**REQUIREMENT**
Select lines where the word "JSON" appears.
________________________________________
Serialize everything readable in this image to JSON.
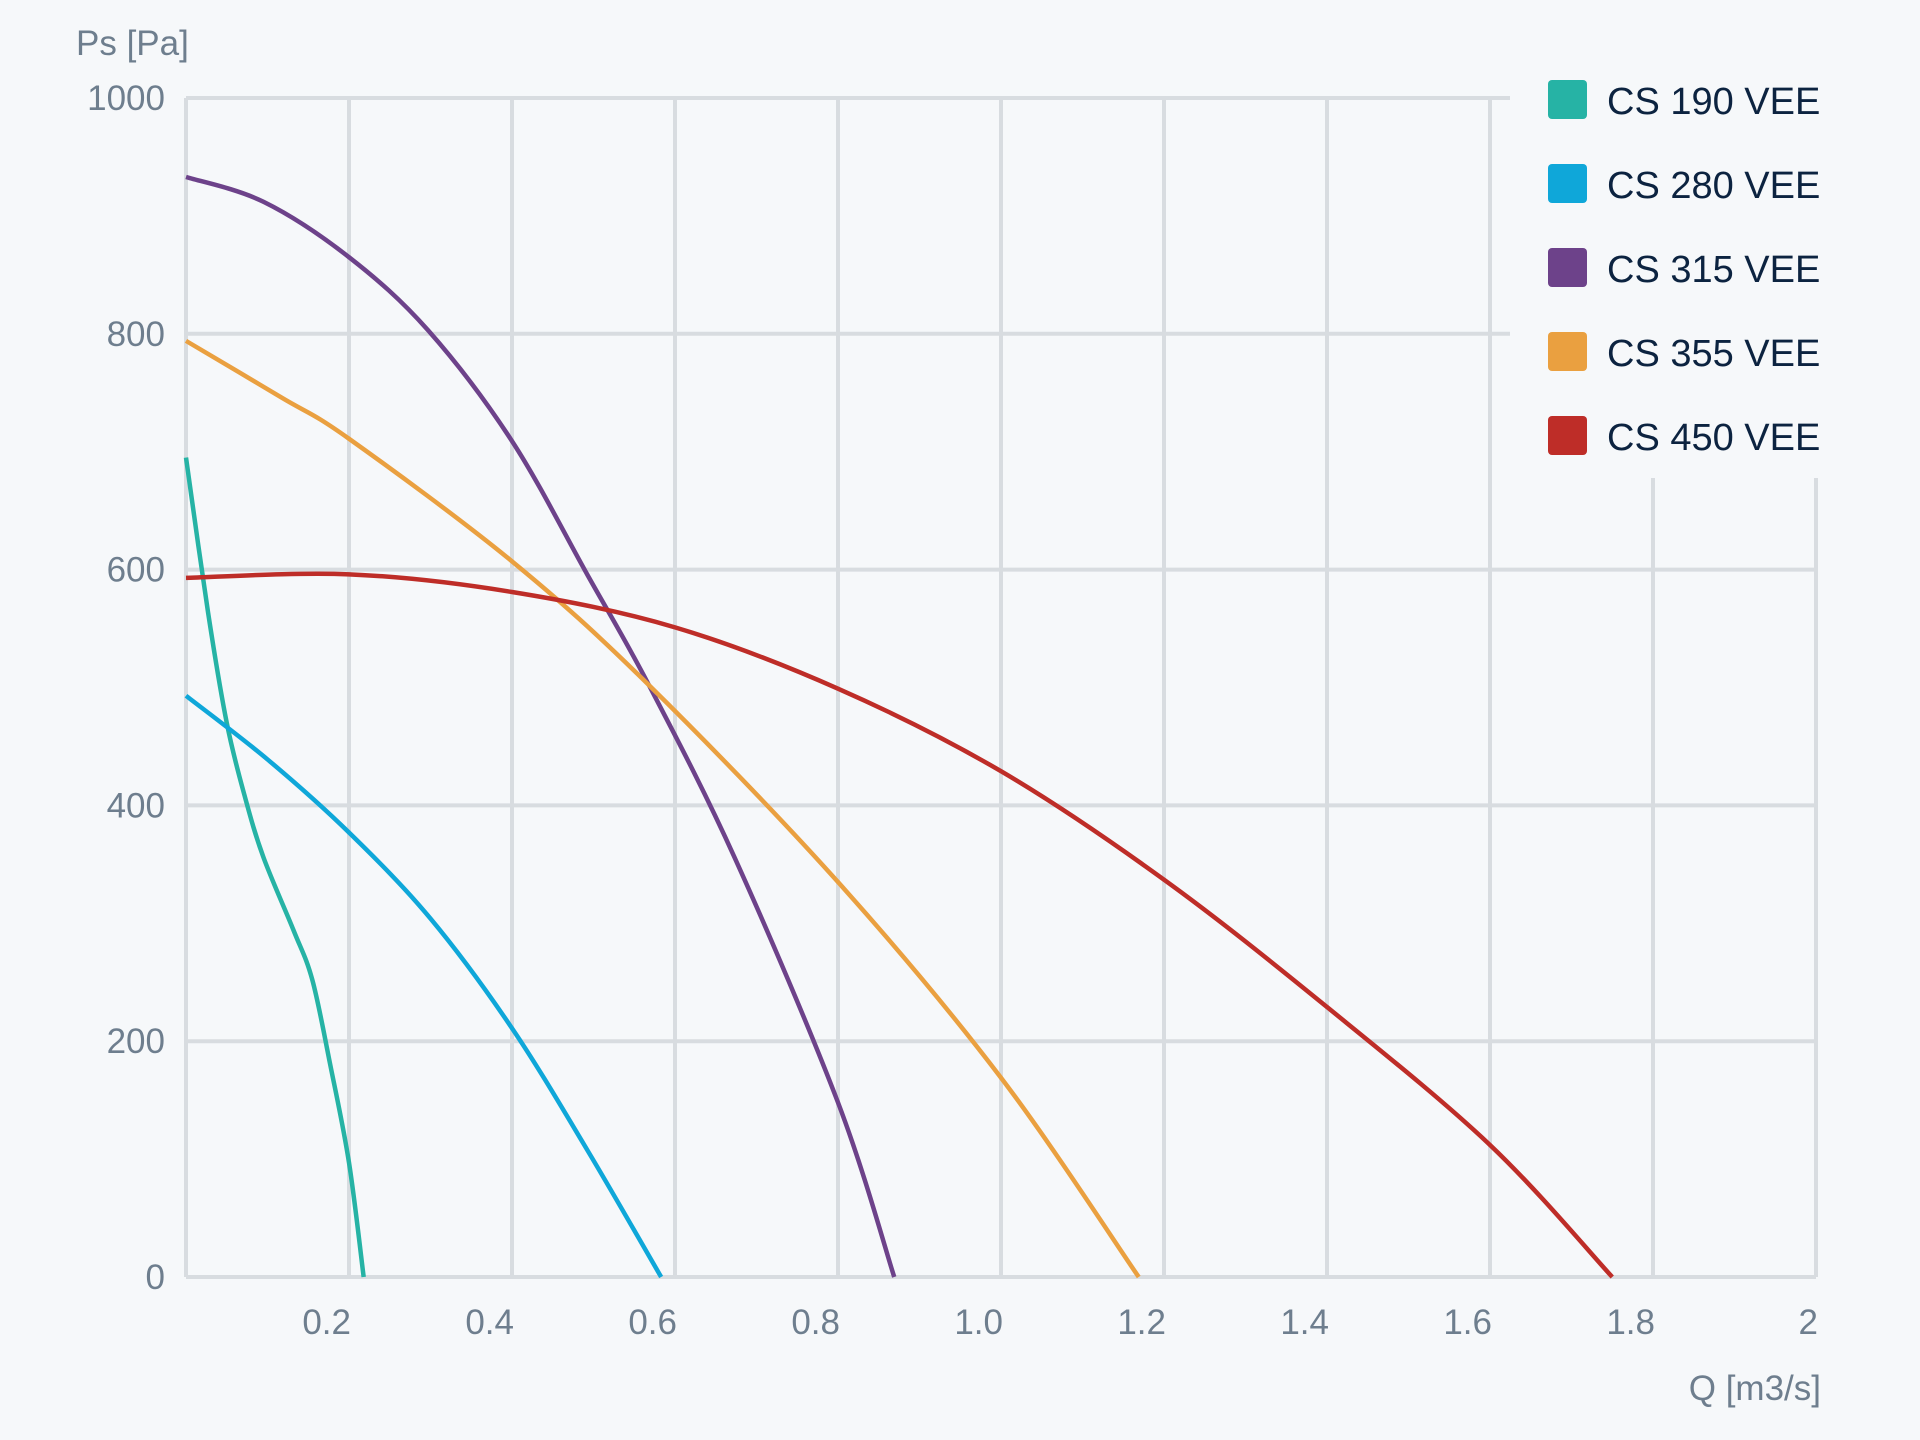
{
  "chart_data": {
    "type": "line",
    "title": "",
    "xlabel": "Q [m3/s]",
    "ylabel": "Ps [Pa]",
    "xlim": [
      0,
      2
    ],
    "ylim": [
      0,
      1000
    ],
    "x_ticks": [
      "0.2",
      "0.4",
      "0.6",
      "0.8",
      "1.0",
      "1.2",
      "1.4",
      "1.6",
      "1.8",
      "2"
    ],
    "x_tick_values": [
      0.2,
      0.4,
      0.6,
      0.8,
      1.0,
      1.2,
      1.4,
      1.6,
      1.8,
      2.0
    ],
    "y_ticks": [
      "0",
      "200",
      "400",
      "600",
      "800",
      "1000"
    ],
    "y_tick_values": [
      0,
      200,
      400,
      600,
      800,
      1000
    ],
    "grid": true,
    "legend_position": "top-right",
    "series": [
      {
        "name": "CS 190 VEE",
        "color": "#26b3a5",
        "x": [
          0,
          0.027,
          0.05,
          0.072,
          0.095,
          0.132,
          0.155,
          0.177,
          0.2,
          0.218
        ],
        "y": [
          695,
          564,
          470,
          408,
          356,
          294,
          252,
          180,
          97,
          0
        ]
      },
      {
        "name": "CS 280 VEE",
        "color": "#0fa7d9",
        "x": [
          0,
          0.1,
          0.2,
          0.3,
          0.4,
          0.493,
          0.583
        ],
        "y": [
          493,
          439,
          377,
          304,
          211,
          107,
          0
        ]
      },
      {
        "name": "CS 315 VEE",
        "color": "#6d428a",
        "x": [
          0,
          0.095,
          0.2,
          0.297,
          0.4,
          0.493,
          0.568,
          0.673,
          0.8,
          0.869
        ],
        "y": [
          933,
          912,
          865,
          803,
          709,
          595,
          502,
          356,
          148,
          0
        ]
      },
      {
        "name": "CS 355 VEE",
        "color": "#eaa040",
        "x": [
          0,
          0.117,
          0.2,
          0.4,
          0.568,
          0.8,
          1.0,
          1.169
        ],
        "y": [
          794,
          746,
          711,
          607,
          502,
          335,
          169,
          0
        ]
      },
      {
        "name": "CS 450 VEE",
        "color": "#be2d28",
        "x": [
          0,
          0.2,
          0.4,
          0.6,
          0.8,
          1.0,
          1.2,
          1.4,
          1.6,
          1.75
        ],
        "y": [
          593,
          596,
          581,
          551,
          499,
          429,
          337,
          229,
          112,
          0
        ]
      }
    ]
  }
}
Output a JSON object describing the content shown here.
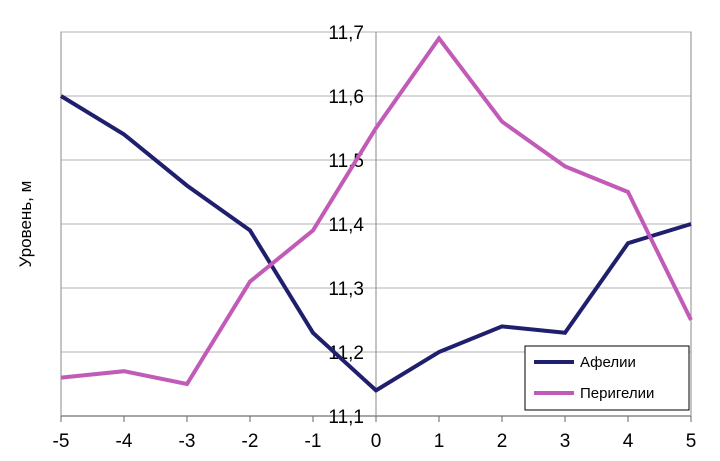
{
  "chart_data": {
    "type": "line",
    "title": "",
    "xlabel": "",
    "ylabel": "Уровень, м",
    "x": [
      -5,
      -4,
      -3,
      -2,
      -1,
      0,
      1,
      2,
      3,
      4,
      5
    ],
    "x_tick_labels": [
      "-5",
      "-4",
      "-3",
      "-2",
      "-1",
      "0",
      "1",
      "2",
      "3",
      "4",
      "5"
    ],
    "xlim": [
      -5,
      5
    ],
    "ylim": [
      11.1,
      11.7
    ],
    "y_ticks": [
      11.1,
      11.2,
      11.3,
      11.4,
      11.5,
      11.6,
      11.7
    ],
    "y_tick_labels": [
      "11,1",
      "11,2",
      "11,3",
      "11,4",
      "11,5",
      "11,6",
      "11,7"
    ],
    "grid": "horizontal",
    "legend_position": "bottom-right",
    "series": [
      {
        "name": "Афелии",
        "color": "#1f1f6e",
        "values": [
          11.6,
          11.54,
          11.46,
          11.39,
          11.23,
          11.14,
          11.2,
          11.24,
          11.23,
          11.37,
          11.4
        ]
      },
      {
        "name": "Перигелии",
        "color": "#c25bb8",
        "values": [
          11.16,
          11.17,
          11.15,
          11.31,
          11.39,
          11.55,
          11.69,
          11.56,
          11.49,
          11.45,
          11.25
        ]
      }
    ]
  }
}
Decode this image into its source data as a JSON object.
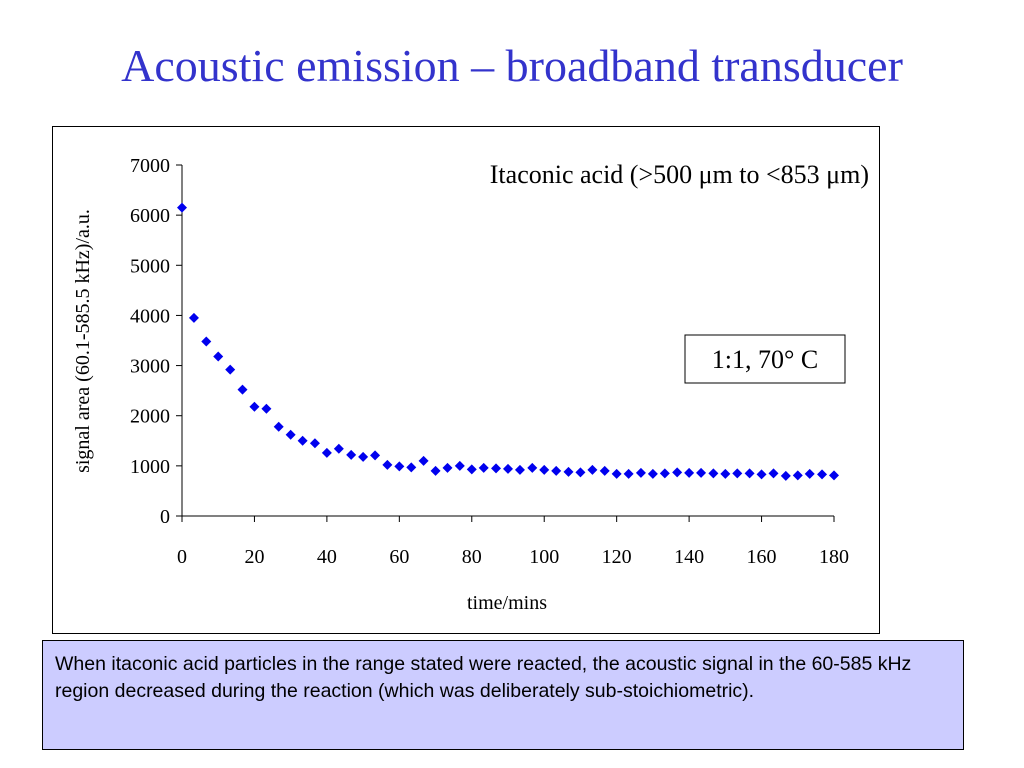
{
  "slide": {
    "title": "Acoustic emission – broadband transducer",
    "title_color": "#3333cc",
    "caption": "When itaconic acid particles in the range stated were reacted, the acoustic signal in the 60-585 kHz region decreased during the reaction (which was deliberately sub-stoichiometric).",
    "caption_bg": "#ccccff"
  },
  "chart_data": {
    "type": "scatter",
    "title": "Itaconic acid (>500 μm to <853 μm)",
    "annotation": "1:1, 70° C",
    "xlabel": "time/mins",
    "ylabel": "signal area (60.1-585.5 kHz)/a.u.",
    "xlim": [
      0,
      180
    ],
    "ylim": [
      0,
      7000
    ],
    "xticks": [
      0,
      20,
      40,
      60,
      80,
      100,
      120,
      140,
      160,
      180
    ],
    "yticks": [
      0,
      1000,
      2000,
      3000,
      4000,
      5000,
      6000,
      7000
    ],
    "grid": false,
    "marker": "diamond",
    "marker_color": "#0000ee",
    "series": [
      {
        "x": [
          0,
          3.3,
          6.7,
          10,
          13.3,
          16.7,
          20,
          23.3,
          26.7,
          30,
          33.3,
          36.7,
          40,
          43.3,
          46.7,
          50,
          53.3,
          56.7,
          60,
          63.3,
          66.7,
          70,
          73.3,
          76.7,
          80,
          83.3,
          86.7,
          90,
          93.3,
          96.7,
          100,
          103.3,
          106.7,
          110,
          113.3,
          116.7,
          120,
          123.3,
          126.7,
          130,
          133.3,
          136.7,
          140,
          143.3,
          146.7,
          150,
          153.3,
          156.7,
          160,
          163.3,
          166.7,
          170,
          173.3,
          176.7,
          180
        ],
        "y": [
          6150,
          3950,
          3480,
          3180,
          2920,
          2520,
          2180,
          2140,
          1780,
          1620,
          1500,
          1450,
          1260,
          1340,
          1220,
          1180,
          1210,
          1020,
          990,
          970,
          1100,
          900,
          960,
          1000,
          930,
          960,
          950,
          940,
          920,
          960,
          920,
          900,
          880,
          870,
          920,
          900,
          840,
          840,
          860,
          840,
          850,
          870,
          860,
          860,
          850,
          840,
          850,
          850,
          830,
          850,
          800,
          810,
          840,
          830,
          810
        ]
      }
    ]
  }
}
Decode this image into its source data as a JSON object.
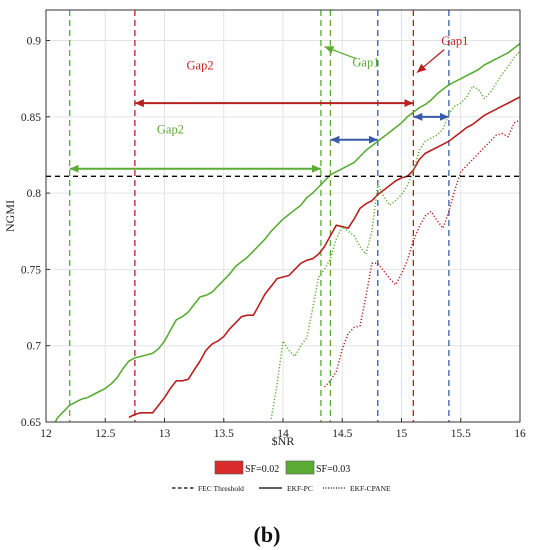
{
  "chart_data": {
    "type": "line",
    "xlabel": "$NR",
    "ylabel": "NGMI",
    "xlim": [
      12,
      16
    ],
    "ylim": [
      0.65,
      0.92
    ],
    "xticks": [
      "12",
      "12.5",
      "13",
      "13.5",
      "14",
      "14.5",
      "15",
      "15.5",
      "16"
    ],
    "yticks": [
      "0.65",
      "0.7",
      "0.75",
      "0.8",
      "0.85",
      "0.9"
    ],
    "grid": true,
    "threshold": {
      "name": "FEC Threshold",
      "y": 0.811,
      "color": "#000000"
    },
    "series": [
      {
        "name": "SF=0.02 EKF-PC",
        "color": "#b8201f",
        "style": "solid",
        "x": [
          12.7,
          12.75,
          12.8,
          12.85,
          12.9,
          12.95,
          13.0,
          13.05,
          13.1,
          13.15,
          13.2,
          13.25,
          13.3,
          13.35,
          13.4,
          13.45,
          13.5,
          13.55,
          13.6,
          13.65,
          13.7,
          13.75,
          13.8,
          13.85,
          13.9,
          13.95,
          14.0,
          14.05,
          14.1,
          14.15,
          14.2,
          14.25,
          14.3,
          14.35,
          14.4,
          14.45,
          14.5,
          14.55,
          14.6,
          14.65,
          14.7,
          14.75,
          14.8,
          14.85,
          14.9,
          14.95,
          15.0,
          15.05,
          15.1,
          15.15,
          15.2,
          15.25,
          15.3,
          15.35,
          15.4,
          15.45,
          15.5,
          15.55,
          15.6,
          15.65,
          15.7,
          15.75,
          15.8,
          15.85,
          15.9,
          15.95,
          16.0
        ],
        "y": [
          0.653,
          0.655,
          0.656,
          0.656,
          0.656,
          0.661,
          0.666,
          0.672,
          0.677,
          0.677,
          0.678,
          0.684,
          0.69,
          0.697,
          0.701,
          0.703,
          0.706,
          0.711,
          0.715,
          0.719,
          0.72,
          0.72,
          0.727,
          0.734,
          0.739,
          0.744,
          0.745,
          0.746,
          0.75,
          0.754,
          0.756,
          0.757,
          0.76,
          0.765,
          0.772,
          0.779,
          0.778,
          0.777,
          0.783,
          0.79,
          0.793,
          0.795,
          0.799,
          0.802,
          0.805,
          0.808,
          0.81,
          0.811,
          0.815,
          0.822,
          0.826,
          0.828,
          0.83,
          0.832,
          0.834,
          0.837,
          0.84,
          0.843,
          0.845,
          0.848,
          0.851,
          0.853,
          0.855,
          0.857,
          0.859,
          0.861,
          0.863
        ]
      },
      {
        "name": "SF=0.03 EKF-PC",
        "color": "#5aac35",
        "style": "solid",
        "x": [
          12.0,
          12.05,
          12.1,
          12.15,
          12.2,
          12.25,
          12.3,
          12.35,
          12.4,
          12.45,
          12.5,
          12.55,
          12.6,
          12.65,
          12.7,
          12.75,
          12.8,
          12.85,
          12.9,
          12.95,
          13.0,
          13.05,
          13.1,
          13.15,
          13.2,
          13.25,
          13.3,
          13.35,
          13.4,
          13.45,
          13.5,
          13.55,
          13.6,
          13.65,
          13.7,
          13.75,
          13.8,
          13.85,
          13.9,
          13.95,
          14.0,
          14.05,
          14.1,
          14.15,
          14.2,
          14.25,
          14.3,
          14.35,
          14.4,
          14.45,
          14.5,
          14.55,
          14.6,
          14.65,
          14.7,
          14.75,
          14.8,
          14.85,
          14.9,
          14.95,
          15.0,
          15.05,
          15.1,
          15.15,
          15.2,
          15.25,
          15.3,
          15.35,
          15.4,
          15.45,
          15.5,
          15.55,
          15.6,
          15.65,
          15.7,
          15.75,
          15.8,
          15.85,
          15.9,
          15.95,
          16.0
        ],
        "y": [
          0.642,
          0.646,
          0.653,
          0.657,
          0.661,
          0.663,
          0.665,
          0.666,
          0.668,
          0.67,
          0.672,
          0.675,
          0.679,
          0.685,
          0.69,
          0.692,
          0.693,
          0.694,
          0.695,
          0.698,
          0.703,
          0.71,
          0.717,
          0.719,
          0.722,
          0.727,
          0.732,
          0.733,
          0.735,
          0.739,
          0.743,
          0.747,
          0.752,
          0.755,
          0.758,
          0.762,
          0.766,
          0.77,
          0.775,
          0.779,
          0.783,
          0.786,
          0.789,
          0.792,
          0.797,
          0.8,
          0.804,
          0.808,
          0.812,
          0.814,
          0.816,
          0.818,
          0.82,
          0.824,
          0.828,
          0.831,
          0.834,
          0.837,
          0.84,
          0.843,
          0.846,
          0.85,
          0.853,
          0.856,
          0.858,
          0.861,
          0.865,
          0.868,
          0.871,
          0.873,
          0.875,
          0.877,
          0.879,
          0.881,
          0.884,
          0.886,
          0.888,
          0.89,
          0.892,
          0.895,
          0.898
        ]
      },
      {
        "name": "SF=0.02 EKF-CPANE",
        "color": "#b8201f",
        "style": "dotted",
        "x": [
          14.35,
          14.4,
          14.45,
          14.5,
          14.55,
          14.6,
          14.65,
          14.7,
          14.75,
          14.8,
          14.85,
          14.9,
          14.95,
          15.0,
          15.05,
          15.1,
          15.15,
          15.2,
          15.25,
          15.3,
          15.35,
          15.4,
          15.45,
          15.5,
          15.55,
          15.6,
          15.65,
          15.7,
          15.75,
          15.8,
          15.85,
          15.9,
          15.95,
          16.0
        ],
        "y": [
          0.673,
          0.677,
          0.683,
          0.698,
          0.708,
          0.712,
          0.713,
          0.732,
          0.754,
          0.754,
          0.749,
          0.744,
          0.74,
          0.747,
          0.756,
          0.769,
          0.778,
          0.785,
          0.788,
          0.782,
          0.777,
          0.788,
          0.802,
          0.814,
          0.818,
          0.822,
          0.826,
          0.83,
          0.834,
          0.838,
          0.839,
          0.837,
          0.846,
          0.848
        ]
      },
      {
        "name": "SF=0.03 EKF-CPANE",
        "color": "#5aac35",
        "style": "dotted",
        "x": [
          13.9,
          13.95,
          14.0,
          14.05,
          14.1,
          14.15,
          14.2,
          14.25,
          14.3,
          14.35,
          14.4,
          14.45,
          14.5,
          14.55,
          14.6,
          14.65,
          14.7,
          14.75,
          14.8,
          14.85,
          14.9,
          14.95,
          15.0,
          15.05,
          15.1,
          15.15,
          15.2,
          15.25,
          15.3,
          15.35,
          15.4,
          15.45,
          15.5,
          15.55,
          15.6,
          15.65,
          15.7,
          15.75,
          15.8,
          15.85,
          15.9,
          15.95,
          16.0
        ],
        "y": [
          0.652,
          0.675,
          0.703,
          0.697,
          0.693,
          0.7,
          0.705,
          0.724,
          0.745,
          0.75,
          0.757,
          0.77,
          0.778,
          0.775,
          0.772,
          0.765,
          0.76,
          0.775,
          0.806,
          0.798,
          0.792,
          0.795,
          0.799,
          0.805,
          0.814,
          0.828,
          0.834,
          0.836,
          0.838,
          0.842,
          0.852,
          0.857,
          0.859,
          0.863,
          0.87,
          0.868,
          0.862,
          0.866,
          0.872,
          0.878,
          0.883,
          0.889,
          0.893
        ]
      }
    ],
    "vlines": [
      {
        "x": 12.2,
        "color": "#5aac35"
      },
      {
        "x": 12.75,
        "color": "#b8201f"
      },
      {
        "x": 14.32,
        "color": "#5aac35"
      },
      {
        "x": 14.4,
        "color": "#5aac35"
      },
      {
        "x": 14.8,
        "color": "#3a5aa8"
      },
      {
        "x": 15.1,
        "color": "#b8201f"
      },
      {
        "x": 15.4,
        "color": "#3a5aa8"
      }
    ],
    "arrows": [
      {
        "x1": 12.75,
        "x2": 15.1,
        "y": 0.859,
        "color": "#b8201f"
      },
      {
        "x1": 12.2,
        "x2": 14.32,
        "y": 0.816,
        "color": "#5aac35"
      },
      {
        "x1": 14.4,
        "x2": 14.8,
        "y": 0.835,
        "color": "#3a5aa8"
      },
      {
        "x1": 15.1,
        "x2": 15.4,
        "y": 0.85,
        "color": "#3a5aa8"
      }
    ],
    "annotations": [
      {
        "text": "Gap2",
        "x": 13.3,
        "y": 0.881,
        "color": "#c42826"
      },
      {
        "text": "Gap1",
        "x": 14.7,
        "y": 0.883,
        "color": "#5aac35"
      },
      {
        "text": "Gap2",
        "x": 13.05,
        "y": 0.839,
        "color": "#5aac35"
      },
      {
        "text": "Gap1",
        "x": 15.45,
        "y": 0.897,
        "color": "#c42826"
      }
    ],
    "legend": {
      "row1": [
        {
          "label": "SF=0.02",
          "color": "#d92b2b"
        },
        {
          "label": "SF=0.03",
          "color": "#5aac35"
        }
      ],
      "row2": [
        {
          "label": "FEC Threshold",
          "style": "dashed"
        },
        {
          "label": "EKF-PC",
          "style": "solid"
        },
        {
          "label": "EKF-CPANE",
          "style": "dotted"
        }
      ]
    }
  },
  "caption": "(b)"
}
________________________________________
**RESPONSE**
Serialize everything readable in this image to JSON.
Output a JSON object describing the content shown here.
Decode this image into its source data as a JSON object.
Decode this image into its source data as a JSON object.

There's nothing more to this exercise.